PROVIDED DATA:
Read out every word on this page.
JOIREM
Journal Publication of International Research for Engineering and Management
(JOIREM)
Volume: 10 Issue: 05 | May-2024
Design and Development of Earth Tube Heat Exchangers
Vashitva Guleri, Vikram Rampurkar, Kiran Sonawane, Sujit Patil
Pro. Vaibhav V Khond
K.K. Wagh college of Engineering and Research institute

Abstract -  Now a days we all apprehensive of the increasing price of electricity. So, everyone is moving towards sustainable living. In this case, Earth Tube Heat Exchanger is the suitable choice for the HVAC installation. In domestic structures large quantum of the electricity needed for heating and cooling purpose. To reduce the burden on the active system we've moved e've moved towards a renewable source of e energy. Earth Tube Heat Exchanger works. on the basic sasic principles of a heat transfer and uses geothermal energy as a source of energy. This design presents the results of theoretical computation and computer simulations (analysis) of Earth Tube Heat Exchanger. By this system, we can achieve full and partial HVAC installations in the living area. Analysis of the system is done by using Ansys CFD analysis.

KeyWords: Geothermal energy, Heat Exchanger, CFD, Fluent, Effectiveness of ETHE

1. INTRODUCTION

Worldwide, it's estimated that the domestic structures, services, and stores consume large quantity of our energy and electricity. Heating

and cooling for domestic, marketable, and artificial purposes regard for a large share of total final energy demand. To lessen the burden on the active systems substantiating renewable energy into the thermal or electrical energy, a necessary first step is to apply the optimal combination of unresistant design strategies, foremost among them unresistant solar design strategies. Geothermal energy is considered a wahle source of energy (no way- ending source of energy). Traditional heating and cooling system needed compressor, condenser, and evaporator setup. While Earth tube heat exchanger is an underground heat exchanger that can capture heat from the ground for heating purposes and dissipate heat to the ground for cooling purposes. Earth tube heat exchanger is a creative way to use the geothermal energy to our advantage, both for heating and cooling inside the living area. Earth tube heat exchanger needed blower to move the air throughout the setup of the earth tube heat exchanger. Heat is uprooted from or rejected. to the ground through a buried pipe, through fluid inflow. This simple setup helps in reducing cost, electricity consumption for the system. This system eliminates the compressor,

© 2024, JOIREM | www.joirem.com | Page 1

--

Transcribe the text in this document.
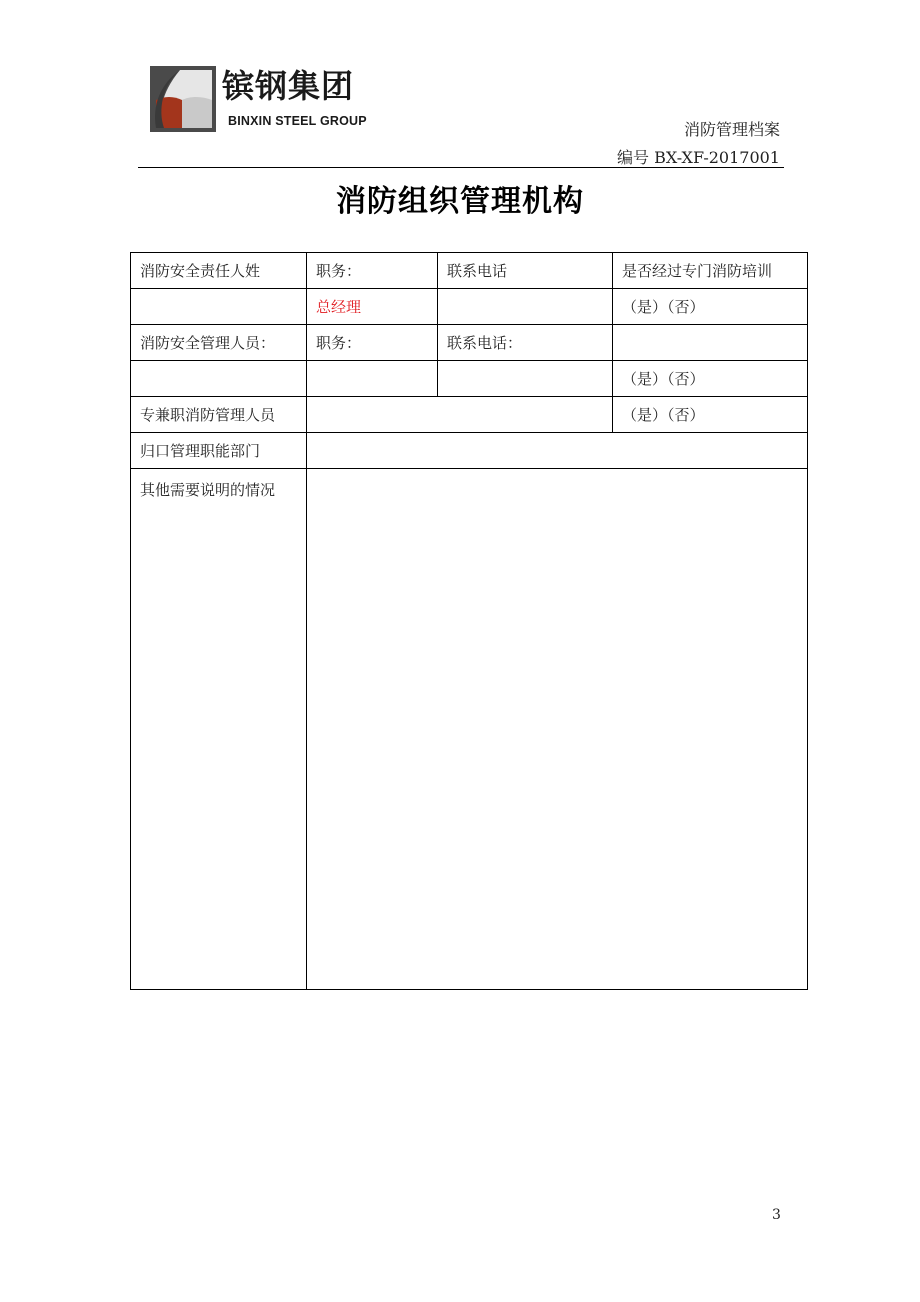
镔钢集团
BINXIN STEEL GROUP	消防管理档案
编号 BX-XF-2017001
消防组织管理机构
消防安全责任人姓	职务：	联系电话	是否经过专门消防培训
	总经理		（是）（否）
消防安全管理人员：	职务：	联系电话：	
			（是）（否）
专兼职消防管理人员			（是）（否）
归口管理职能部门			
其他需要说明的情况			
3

* * *

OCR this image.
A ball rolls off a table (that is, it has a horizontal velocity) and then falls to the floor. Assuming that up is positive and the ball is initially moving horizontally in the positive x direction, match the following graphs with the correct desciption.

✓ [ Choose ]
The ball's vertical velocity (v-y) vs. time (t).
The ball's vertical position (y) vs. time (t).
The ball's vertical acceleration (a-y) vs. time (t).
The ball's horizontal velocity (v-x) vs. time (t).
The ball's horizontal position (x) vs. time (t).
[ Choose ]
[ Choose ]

DIRECTIONS:
Copy out every line of the material above that mentions the word "position".

FINAL ANSWER:
The ball's vertical position (y) vs. time (t).
The ball's horizontal position (x) vs. time (t).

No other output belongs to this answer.